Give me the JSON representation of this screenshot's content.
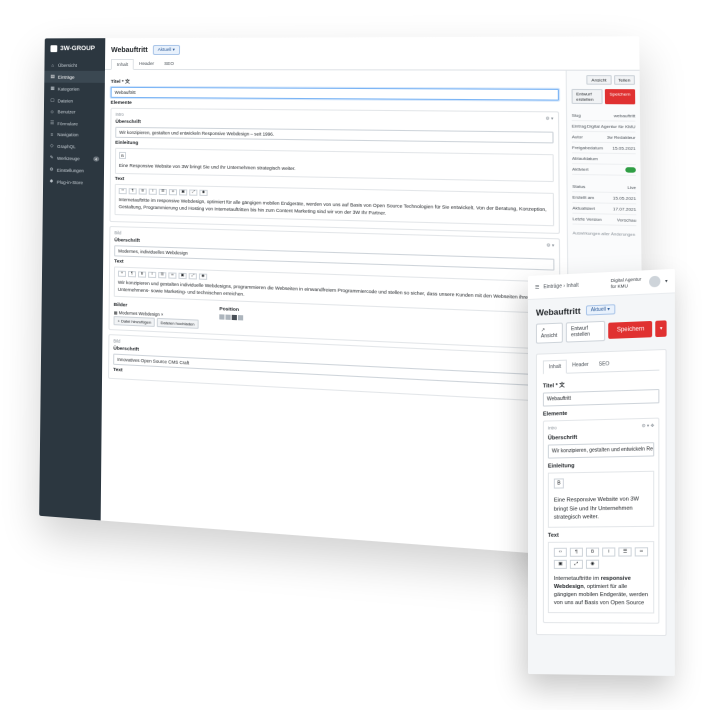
{
  "app": {
    "brand": "3W-GROUP"
  },
  "sidebar": {
    "items": [
      {
        "icon": "home-icon",
        "glyph": "⌂",
        "label": "Übersicht"
      },
      {
        "icon": "document-icon",
        "glyph": "▤",
        "label": "Einträge"
      },
      {
        "icon": "folder-icon",
        "glyph": "▦",
        "label": "Kategorien"
      },
      {
        "icon": "file-icon",
        "glyph": "▢",
        "label": "Dateien"
      },
      {
        "icon": "user-icon",
        "glyph": "☺",
        "label": "Benutzer"
      },
      {
        "icon": "form-icon",
        "glyph": "☰",
        "label": "Formulare"
      },
      {
        "icon": "nav-icon",
        "glyph": "≡",
        "label": "Navigation"
      },
      {
        "icon": "graphql-icon",
        "glyph": "◇",
        "label": "GraphQL"
      },
      {
        "icon": "wrench-icon",
        "glyph": "✎",
        "label": "Werkzeuge",
        "badge": "4"
      },
      {
        "icon": "gear-icon",
        "glyph": "⚙",
        "label": "Einstellungen"
      },
      {
        "icon": "plugin-icon",
        "glyph": "✱",
        "label": "Plug-in-Store"
      }
    ]
  },
  "entry": {
    "title": "Webauftritt",
    "language": "Aktuell",
    "tabs": [
      "Inhalt",
      "Header",
      "SEO"
    ],
    "title_label": "Titel",
    "title_value": "Webauftritt",
    "elements_label": "Elemente",
    "block_type": "Intro",
    "ueberschrift_label": "Überschrift",
    "ueberschrift_value": "Wir konzipieren, gestalten und entwickeln Responsive Webdesign – seit 1996.",
    "einleitung_label": "Einleitung",
    "heading_btn": "B",
    "einleitung_text": "Eine Responsive Website von 3W bringt Sie und Ihr Unternehmen strategisch weiter.",
    "text_label": "Text",
    "text_body": "Internetauftritte im responsive Webdesign, optimiert für alle gängigen mobilen Endgeräte, werden von uns auf Basis von Open Source Technologien für Sie entwickelt. Von der Beratung, Konzeption, Gestaltung, Programmierung und Hosting von Internetauftritten bis hin zum Content Marketing sind wir von der 3W Ihr Partner.",
    "block2_type": "Bild",
    "block2_ueberschrift": "Modernes, individuelles Webdesign",
    "block2_text": "Wir konzipieren und gestalten individuelle Webdesigns, programmieren die Webseiten in einwandfreiem Programmiercode und stellen so sicher, dass unsere Kunden mit den Webseiten ihre Unternehmens- sowie Marketing- und technischen erreichen.",
    "bilder_label": "Bilder",
    "bilder_value": "Modernes Webdesign",
    "position_label": "Position",
    "add_file": "+ Datei hinzufügen",
    "upload_file": "Dateien hochladen",
    "block3_type": "Bild",
    "block3_ueberschrift": "Innovatives Open Source CMS Craft",
    "toolbar": {
      "view": "Ansicht",
      "share": "Teilen",
      "draft": "Entwurf erstellen",
      "save": "Speichern"
    },
    "meta": [
      {
        "k": "Slug",
        "v": "webauftritt"
      },
      {
        "k": "Eintrag",
        "v": "Digital Agentur für KMU"
      },
      {
        "k": "Autor",
        "v": "3w Redakteur"
      },
      {
        "k": "Freigabedatum",
        "v": "15.05.2021"
      },
      {
        "k": "Ablaufdatum",
        "v": ""
      },
      {
        "k": "Aktiviert",
        "v": ""
      }
    ],
    "status": [
      {
        "k": "Status",
        "v": "Live"
      },
      {
        "k": "Erstellt am",
        "v": "15.05.2021"
      },
      {
        "k": "Aktualisiert",
        "v": "17.07.2021"
      },
      {
        "k": "Letzte Version",
        "v": "Vorschau"
      }
    ],
    "right_note": "Auswirkungen aller Änderungen"
  },
  "mobile": {
    "breadcrumb": "Einträge",
    "current": "Inhalt",
    "agency": "Digital Agentur für KMU",
    "title": "Webauftritt",
    "language": "Aktuell",
    "view": "Ansicht",
    "draft": "Entwurf erstellen",
    "save": "Speichern",
    "tabs": [
      "Inhalt",
      "Header",
      "SEO"
    ],
    "title_label": "Titel",
    "title_value": "Webauftritt",
    "elements_label": "Elemente",
    "block_type": "Intro",
    "ueberschrift_label": "Überschrift",
    "ueberschrift_value": "Wir konzipieren, gestalten und entwickeln Res",
    "einleitung_label": "Einleitung",
    "heading_btn": "B",
    "einleitung_text": "Eine Responsive Website von 3W bringt Sie und Ihr Unternehmen strategisch weiter.",
    "text_label": "Text",
    "text_body_prefix": "Internetauftritte im ",
    "text_body_bold": "responsive Webdesign",
    "text_body_suffix": ", optimiert für alle gängigen mobilen Endgeräte, werden von uns auf Basis von Open Source"
  },
  "colors": {
    "sidebar": "#2c3740",
    "accent": "#e03131",
    "lang_badge": "#e8f1fc"
  }
}
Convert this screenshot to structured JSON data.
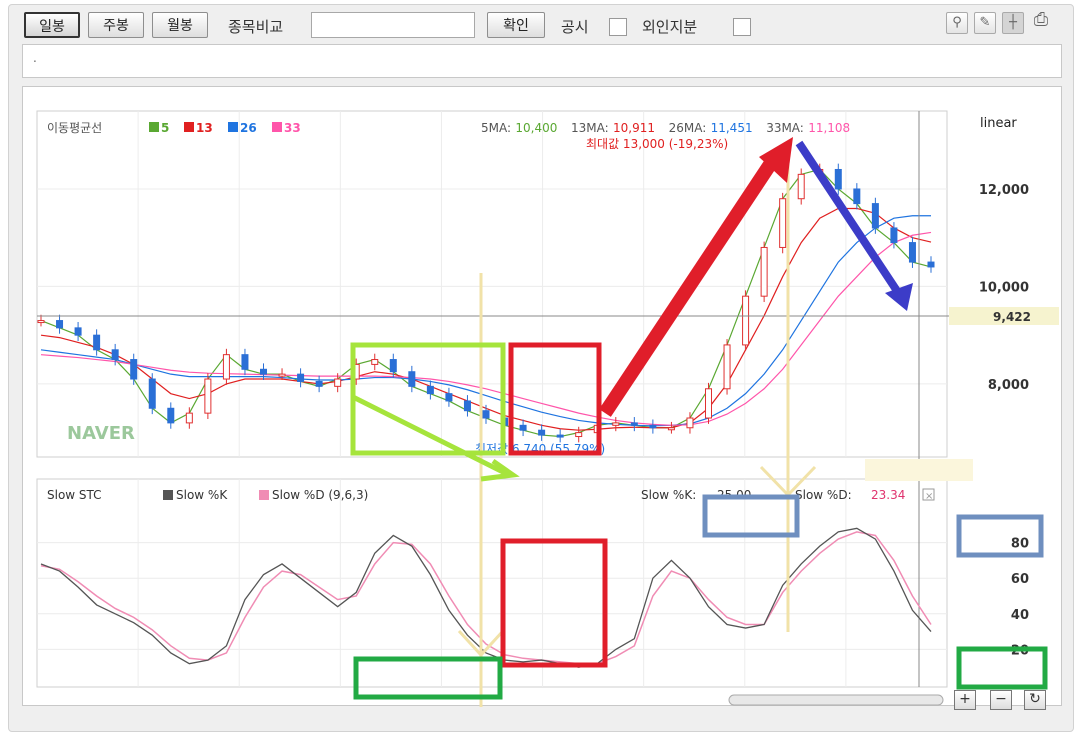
{
  "toolbar": {
    "period_buttons": [
      "일봉",
      "주봉",
      "월봉"
    ],
    "compare_label": "종목비교",
    "compare_value": "",
    "confirm_button": "확인",
    "disclosure_label": "공시",
    "foreign_label": "외인지분"
  },
  "subbar": {
    "text": "."
  },
  "price_chart": {
    "ma_title": "이동평균선",
    "ma_periods": [
      "5",
      "13",
      "26",
      "33"
    ],
    "ma_colors": [
      "#5aa832",
      "#e02020",
      "#1f74e0",
      "#ff55aa"
    ],
    "ma_readout": [
      {
        "label": "5MA:",
        "value": "10,400"
      },
      {
        "label": "13MA:",
        "value": "10,911"
      },
      {
        "label": "26MA:",
        "value": "11,451"
      },
      {
        "label": "33MA:",
        "value": "11,108"
      }
    ],
    "scale_label": "linear",
    "max_label": "최대값 13,000 (-19,23%)",
    "min_label": "최저값 6,740 (55,79%)",
    "current_price": "9,422",
    "watermark": "NAVER",
    "y_ticks": [
      "12,000",
      "10,000",
      "8,000"
    ]
  },
  "stoch_chart": {
    "title": "Slow STC",
    "k_legend": "Slow %K",
    "d_legend": "Slow %D (9,6,3)",
    "readout_k_label": "Slow %K:",
    "readout_k_value": "25.00",
    "readout_d_label": "Slow %D:",
    "readout_d_value": "23.34",
    "y_ticks": [
      "80",
      "60",
      "40",
      "20"
    ]
  },
  "chart_data": {
    "type": "line",
    "price_ylim": [
      6500,
      13600
    ],
    "stoch_ylim": [
      0,
      100
    ],
    "price": {
      "ma5": [
        9300,
        9150,
        9000,
        8700,
        8500,
        8100,
        7500,
        7200,
        7400,
        8100,
        8600,
        8300,
        8200,
        8200,
        8050,
        7950,
        8100,
        8400,
        8500,
        8250,
        7950,
        7800,
        7650,
        7450,
        7300,
        7150,
        7050,
        6950,
        6920,
        7000,
        7150,
        7200,
        7150,
        7100,
        7100,
        7300,
        7900,
        8800,
        9800,
        10800,
        11800,
        12300,
        12400,
        12000,
        11700,
        11200,
        10900,
        10500,
        10400
      ],
      "ma13": [
        9000,
        8950,
        8850,
        8750,
        8600,
        8400,
        8100,
        7800,
        7700,
        7800,
        8000,
        8100,
        8100,
        8100,
        8050,
        8000,
        8050,
        8150,
        8250,
        8200,
        8100,
        7950,
        7800,
        7650,
        7500,
        7350,
        7250,
        7150,
        7080,
        7050,
        7070,
        7100,
        7110,
        7100,
        7100,
        7200,
        7500,
        8000,
        8700,
        9400,
        10200,
        10900,
        11400,
        11600,
        11600,
        11500,
        11200,
        11000,
        10911
      ],
      "ma26": [
        8700,
        8650,
        8600,
        8550,
        8500,
        8400,
        8300,
        8200,
        8150,
        8150,
        8150,
        8150,
        8150,
        8130,
        8100,
        8080,
        8080,
        8100,
        8130,
        8130,
        8100,
        8050,
        7980,
        7880,
        7760,
        7640,
        7530,
        7420,
        7330,
        7250,
        7200,
        7170,
        7150,
        7140,
        7150,
        7180,
        7300,
        7500,
        7800,
        8200,
        8700,
        9300,
        9900,
        10500,
        10900,
        11200,
        11400,
        11451,
        11451
      ],
      "ma33": [
        8600,
        8570,
        8540,
        8500,
        8460,
        8400,
        8340,
        8280,
        8240,
        8220,
        8210,
        8200,
        8190,
        8180,
        8170,
        8160,
        8160,
        8160,
        8160,
        8150,
        8130,
        8100,
        8050,
        7980,
        7900,
        7800,
        7700,
        7600,
        7500,
        7400,
        7320,
        7250,
        7200,
        7170,
        7150,
        7160,
        7230,
        7380,
        7600,
        7900,
        8300,
        8800,
        9300,
        9800,
        10200,
        10600,
        10900,
        11050,
        11108
      ]
    },
    "stoch": {
      "k": [
        68,
        64,
        55,
        45,
        40,
        35,
        28,
        18,
        12,
        14,
        22,
        48,
        62,
        68,
        60,
        52,
        44,
        52,
        74,
        84,
        78,
        62,
        42,
        28,
        18,
        14,
        13,
        14,
        12,
        10,
        12,
        20,
        26,
        60,
        70,
        60,
        44,
        34,
        32,
        34,
        56,
        68,
        78,
        86,
        88,
        82,
        64,
        42,
        30
      ],
      "d": [
        67,
        65,
        58,
        50,
        43,
        38,
        31,
        22,
        15,
        14,
        18,
        38,
        55,
        64,
        62,
        55,
        48,
        50,
        68,
        80,
        79,
        68,
        50,
        34,
        23,
        17,
        15,
        14,
        13,
        12,
        12,
        16,
        22,
        50,
        64,
        60,
        48,
        38,
        34,
        34,
        52,
        64,
        74,
        82,
        86,
        84,
        70,
        50,
        34
      ]
    }
  }
}
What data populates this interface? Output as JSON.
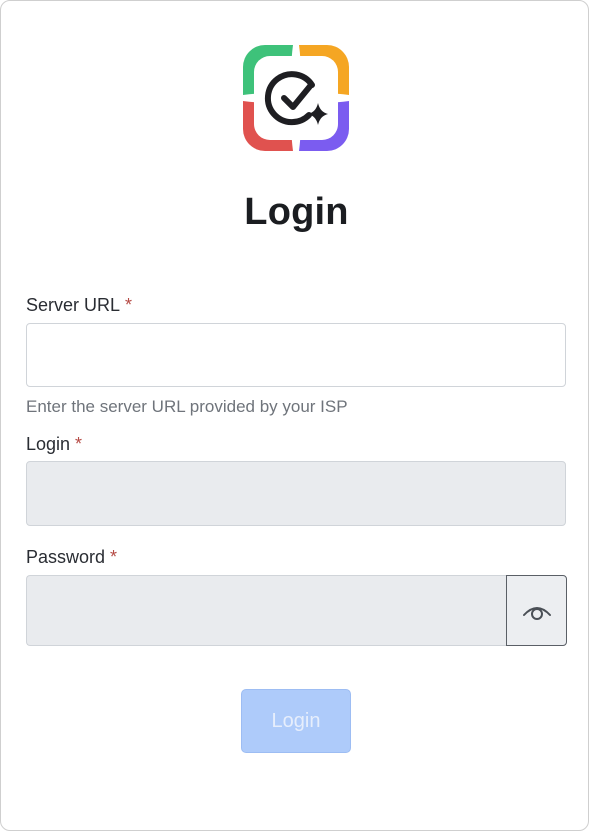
{
  "page": {
    "title": "Login"
  },
  "server_url": {
    "label": "Server URL",
    "required_mark": "*",
    "value": "",
    "placeholder": "",
    "helper": "Enter the server URL provided by your ISP"
  },
  "login": {
    "label": "Login",
    "required_mark": "*",
    "value": "",
    "placeholder": "",
    "disabled": true
  },
  "password": {
    "label": "Password",
    "required_mark": "*",
    "value": "",
    "placeholder": "",
    "disabled": true,
    "toggle_icon": "eye-icon"
  },
  "submit": {
    "label": "Login",
    "disabled": true
  },
  "colors": {
    "accent_disabled": "#aecbfa",
    "required": "#b54a44",
    "logo_green": "#3ec27a",
    "logo_orange": "#f5a623",
    "logo_red": "#e0524f",
    "logo_purple": "#7b5cf0"
  },
  "logo": {
    "icon": "check-sparkle-logo"
  }
}
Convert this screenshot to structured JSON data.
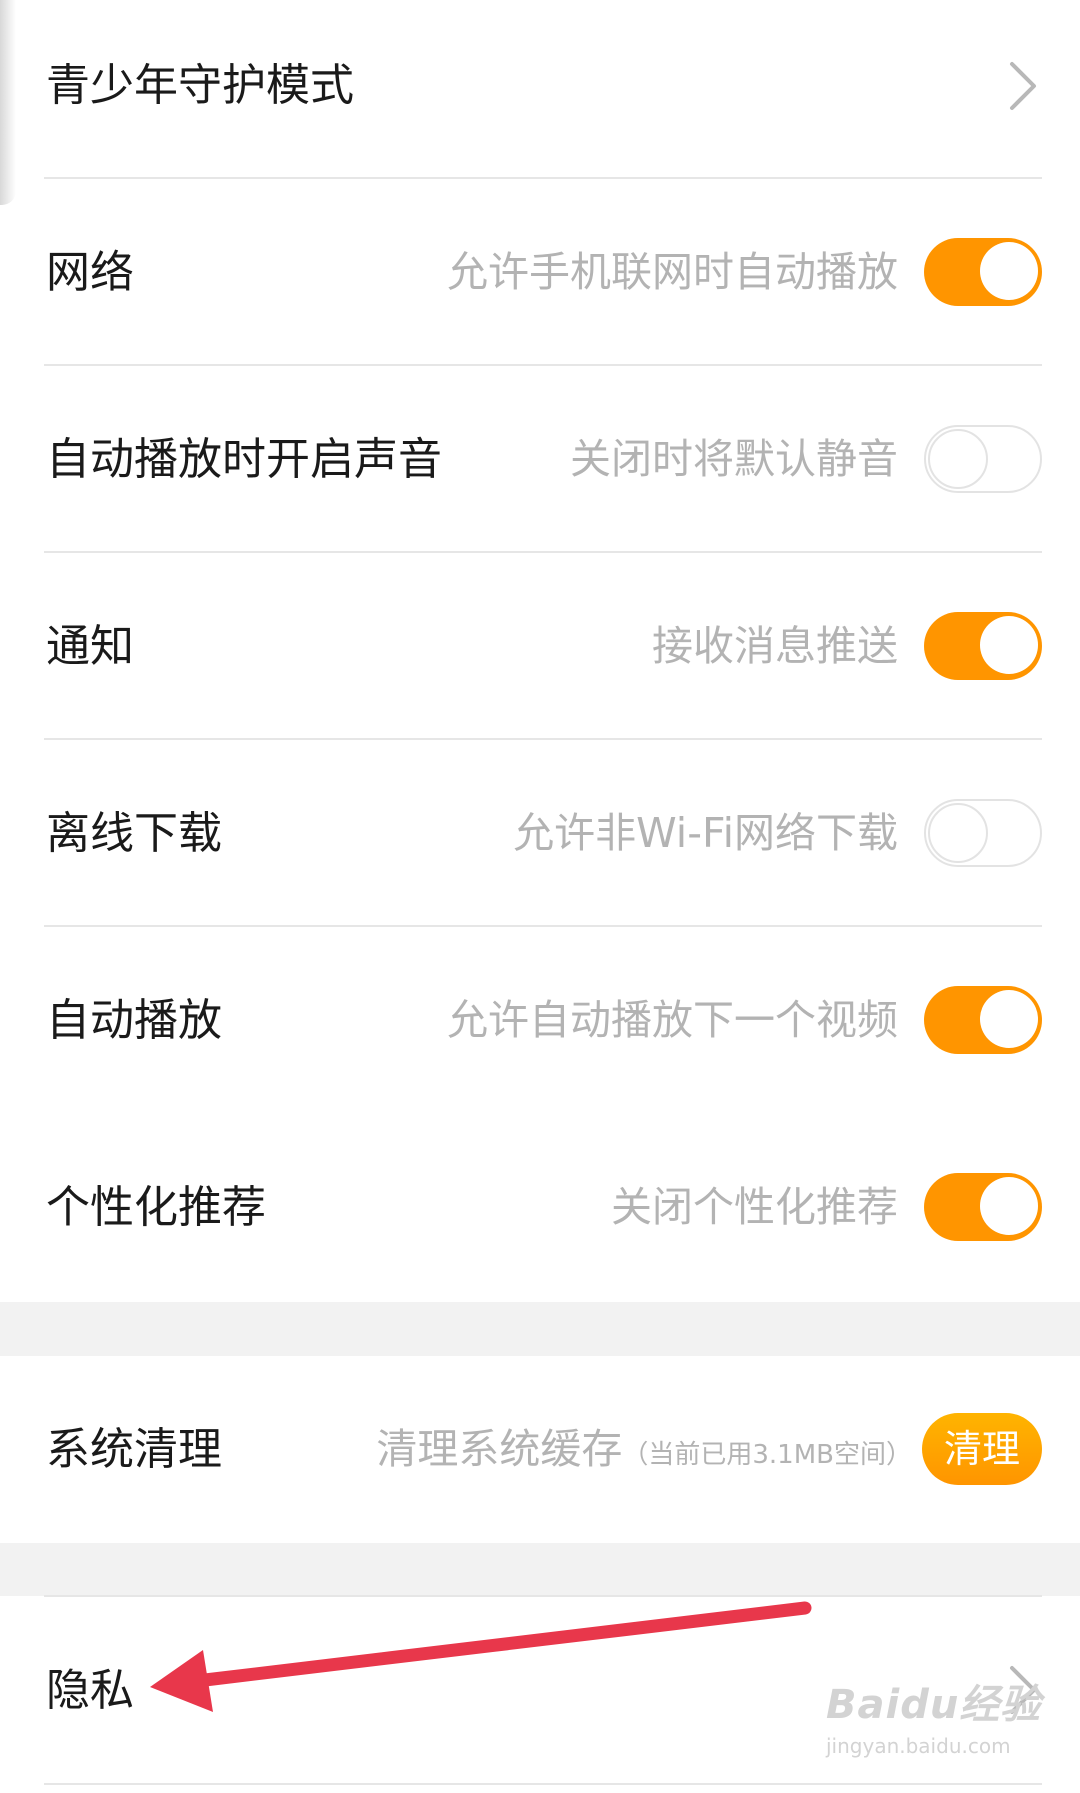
{
  "settings": {
    "rows": [
      {
        "title": "青少年守护模式",
        "control": "chevron"
      },
      {
        "title": "网络",
        "desc": "允许手机联网时自动播放",
        "control": "toggle",
        "state": "on"
      },
      {
        "title": "自动播放时开启声音",
        "desc": "关闭时将默认静音",
        "control": "toggle",
        "state": "off"
      },
      {
        "title": "通知",
        "desc": "接收消息推送",
        "control": "toggle",
        "state": "on"
      },
      {
        "title": "离线下载",
        "desc": "允许非Wi-Fi网络下载",
        "control": "toggle",
        "state": "off"
      },
      {
        "title": "自动播放",
        "desc": "允许自动播放下一个视频",
        "control": "toggle",
        "state": "on"
      },
      {
        "title": "个性化推荐",
        "desc": "关闭个性化推荐",
        "control": "toggle",
        "state": "on"
      }
    ],
    "system": {
      "title": "系统清理",
      "desc": "清理系统缓存",
      "note": "（当前已用3.1MB空间）",
      "button_label": "清理"
    },
    "privacy": {
      "title": "隐私",
      "control": "chevron"
    }
  },
  "colors": {
    "accent": "#ff9500",
    "annotation_arrow": "#e8374b",
    "section_gap": "#f2f2f2",
    "desc_text": "#b3b3b3"
  },
  "watermark": {
    "logo": "Baidu经验",
    "url": "jingyan.baidu.com"
  }
}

──────────

From the material above, copy each line that includes the word "draft".

TASK OUTPUT:
      "draft": "Entwurf erstellen",
    "draft": "Entwurf erstellen",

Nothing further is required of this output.